Testo fornito ::
++++++
Area euro: crescita moderata e inflazione sotto controllo

Sul piano congiunturale, l’economia europea continua a crescere con ritmi contenuti. Secondo Eurostat, nel quarto trimestre del 2025 il PIL destagionalizzato è aumentato dello 0,2% sia nell’area dell’euro sia nell’Unione europea rispetto al trimestre precedente. Anche il settore dei servizi mostra segnali di consolidamento: a dicembre 2025 la produzione è cresciuta dello 0,2% nell’area euro e dello 0,3% nell’UE su base mensile. Nel frattempo, l’inflazione rimane relativamente contenuta: secondo la stima rapida di Eurostat, a febbraio 2026 il tasso annuo nell’area euro si è attestato all’1,9%, in aumento dall’1,7% di gennaio.
++++++
Il compito :: Ricopia dal testo sull'area euro il brano che comincia con le parole "Sul piano congiunturale, l’economia" e si chiude dopo le parole "dall’1,7% di gennaio.". L'elenco non serve per svolgere il lavoro.

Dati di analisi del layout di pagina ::
++++++
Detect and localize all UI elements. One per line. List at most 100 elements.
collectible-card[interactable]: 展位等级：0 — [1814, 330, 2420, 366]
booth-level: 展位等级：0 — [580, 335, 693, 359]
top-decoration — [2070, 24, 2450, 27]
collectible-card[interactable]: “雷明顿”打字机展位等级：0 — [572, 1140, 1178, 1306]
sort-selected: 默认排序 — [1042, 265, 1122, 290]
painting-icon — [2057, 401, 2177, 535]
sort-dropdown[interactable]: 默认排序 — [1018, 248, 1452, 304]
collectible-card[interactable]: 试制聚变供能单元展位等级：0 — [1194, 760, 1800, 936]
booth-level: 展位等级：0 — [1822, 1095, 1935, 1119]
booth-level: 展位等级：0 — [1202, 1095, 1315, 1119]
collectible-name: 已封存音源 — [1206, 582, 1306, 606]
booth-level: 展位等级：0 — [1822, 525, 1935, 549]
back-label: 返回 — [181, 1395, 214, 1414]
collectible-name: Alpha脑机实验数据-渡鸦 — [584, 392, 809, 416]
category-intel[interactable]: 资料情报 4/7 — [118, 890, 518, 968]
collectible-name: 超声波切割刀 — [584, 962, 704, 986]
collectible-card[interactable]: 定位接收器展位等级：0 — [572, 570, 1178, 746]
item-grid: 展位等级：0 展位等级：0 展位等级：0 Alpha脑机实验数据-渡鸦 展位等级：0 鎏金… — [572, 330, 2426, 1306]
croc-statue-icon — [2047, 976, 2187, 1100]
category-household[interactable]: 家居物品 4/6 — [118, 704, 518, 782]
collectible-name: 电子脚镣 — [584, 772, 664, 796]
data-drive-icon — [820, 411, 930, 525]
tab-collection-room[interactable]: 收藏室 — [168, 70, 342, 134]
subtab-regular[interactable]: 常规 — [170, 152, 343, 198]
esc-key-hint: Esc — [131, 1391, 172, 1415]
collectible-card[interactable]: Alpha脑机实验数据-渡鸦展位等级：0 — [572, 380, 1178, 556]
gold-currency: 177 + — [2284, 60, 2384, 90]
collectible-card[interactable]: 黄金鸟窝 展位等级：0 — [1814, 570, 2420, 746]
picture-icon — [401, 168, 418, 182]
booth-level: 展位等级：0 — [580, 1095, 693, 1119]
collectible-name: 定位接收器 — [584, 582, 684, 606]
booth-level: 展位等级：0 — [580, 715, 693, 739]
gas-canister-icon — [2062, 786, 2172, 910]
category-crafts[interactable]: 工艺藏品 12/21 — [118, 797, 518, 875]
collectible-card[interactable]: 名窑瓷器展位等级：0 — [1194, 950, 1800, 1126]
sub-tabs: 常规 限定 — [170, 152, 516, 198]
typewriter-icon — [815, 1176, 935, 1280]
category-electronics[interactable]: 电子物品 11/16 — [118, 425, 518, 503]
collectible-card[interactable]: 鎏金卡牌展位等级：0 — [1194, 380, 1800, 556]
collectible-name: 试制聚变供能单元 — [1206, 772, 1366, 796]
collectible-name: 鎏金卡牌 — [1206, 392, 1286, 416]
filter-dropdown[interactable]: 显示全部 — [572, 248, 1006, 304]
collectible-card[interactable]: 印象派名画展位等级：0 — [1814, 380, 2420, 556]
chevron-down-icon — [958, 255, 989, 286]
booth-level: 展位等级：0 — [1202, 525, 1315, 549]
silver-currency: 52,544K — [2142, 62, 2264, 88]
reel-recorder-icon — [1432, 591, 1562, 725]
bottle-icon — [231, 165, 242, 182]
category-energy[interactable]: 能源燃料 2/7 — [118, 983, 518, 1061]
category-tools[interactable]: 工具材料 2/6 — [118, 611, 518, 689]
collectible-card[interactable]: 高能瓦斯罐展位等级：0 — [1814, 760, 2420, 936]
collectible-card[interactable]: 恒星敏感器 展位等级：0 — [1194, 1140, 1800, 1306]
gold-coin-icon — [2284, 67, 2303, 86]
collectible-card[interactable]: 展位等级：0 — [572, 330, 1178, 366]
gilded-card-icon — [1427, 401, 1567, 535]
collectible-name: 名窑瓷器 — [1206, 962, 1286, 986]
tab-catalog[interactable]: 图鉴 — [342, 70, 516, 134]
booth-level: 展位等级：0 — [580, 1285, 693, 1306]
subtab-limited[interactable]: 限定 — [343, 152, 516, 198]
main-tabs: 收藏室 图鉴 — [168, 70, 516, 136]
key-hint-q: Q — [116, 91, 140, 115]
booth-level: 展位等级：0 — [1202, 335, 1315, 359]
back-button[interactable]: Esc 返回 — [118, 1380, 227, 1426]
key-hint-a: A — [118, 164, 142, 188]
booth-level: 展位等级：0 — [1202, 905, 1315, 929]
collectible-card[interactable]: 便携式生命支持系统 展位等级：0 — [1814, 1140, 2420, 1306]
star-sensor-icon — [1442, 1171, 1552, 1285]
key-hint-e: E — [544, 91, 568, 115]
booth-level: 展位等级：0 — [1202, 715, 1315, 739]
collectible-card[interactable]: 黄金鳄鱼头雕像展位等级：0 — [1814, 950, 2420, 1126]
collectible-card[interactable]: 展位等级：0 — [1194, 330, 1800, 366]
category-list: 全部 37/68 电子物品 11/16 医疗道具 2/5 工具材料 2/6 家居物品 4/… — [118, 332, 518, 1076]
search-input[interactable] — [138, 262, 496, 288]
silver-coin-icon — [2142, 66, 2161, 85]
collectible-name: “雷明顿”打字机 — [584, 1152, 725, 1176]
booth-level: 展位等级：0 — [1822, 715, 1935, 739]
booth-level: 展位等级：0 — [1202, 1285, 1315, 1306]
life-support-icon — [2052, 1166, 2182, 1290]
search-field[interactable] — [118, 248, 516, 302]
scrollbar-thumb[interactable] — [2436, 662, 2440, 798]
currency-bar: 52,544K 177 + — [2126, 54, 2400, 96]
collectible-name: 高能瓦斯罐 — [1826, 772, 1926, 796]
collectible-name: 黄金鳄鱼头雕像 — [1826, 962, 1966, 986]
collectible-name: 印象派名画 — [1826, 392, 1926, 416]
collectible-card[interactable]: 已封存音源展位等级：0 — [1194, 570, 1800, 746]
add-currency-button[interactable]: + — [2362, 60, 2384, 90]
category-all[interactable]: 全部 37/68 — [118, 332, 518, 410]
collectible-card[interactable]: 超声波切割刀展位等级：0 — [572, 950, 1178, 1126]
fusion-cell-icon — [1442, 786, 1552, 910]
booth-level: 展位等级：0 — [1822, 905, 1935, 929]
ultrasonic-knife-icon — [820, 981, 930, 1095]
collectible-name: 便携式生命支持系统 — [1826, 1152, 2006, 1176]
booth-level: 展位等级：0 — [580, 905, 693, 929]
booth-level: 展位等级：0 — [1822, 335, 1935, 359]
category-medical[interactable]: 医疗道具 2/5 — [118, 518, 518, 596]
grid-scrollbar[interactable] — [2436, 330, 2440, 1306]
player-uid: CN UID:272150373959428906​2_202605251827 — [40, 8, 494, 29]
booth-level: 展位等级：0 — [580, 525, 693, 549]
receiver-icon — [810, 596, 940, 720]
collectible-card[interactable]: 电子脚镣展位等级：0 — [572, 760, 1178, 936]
++++++
Risposta all'esercizio ::
Sul piano congiunturale, l’economia europea continua a crescere con ritmi contenuti. Secondo Eurostat, nel quarto trimestre del 2025 il PIL destagionalizzato è aumentato dello 0,2% sia nell’area dell’euro sia nell’Unione europea rispetto al trimestre precedente. Anche il settore dei servizi mostra segnali di consolidamento: a dicembre 2025 la produzione è cresciuta dello 0,2% nell’area euro e dello 0,3% nell’UE su base mensile. Nel frattempo, l’inflazione rimane relativamente contenuta: secondo la stima rapida di Eurostat, a febbraio 2026 il tasso annuo nell’area euro si è attestato all’1,9%, in aumento dall’1,7% di gennaio.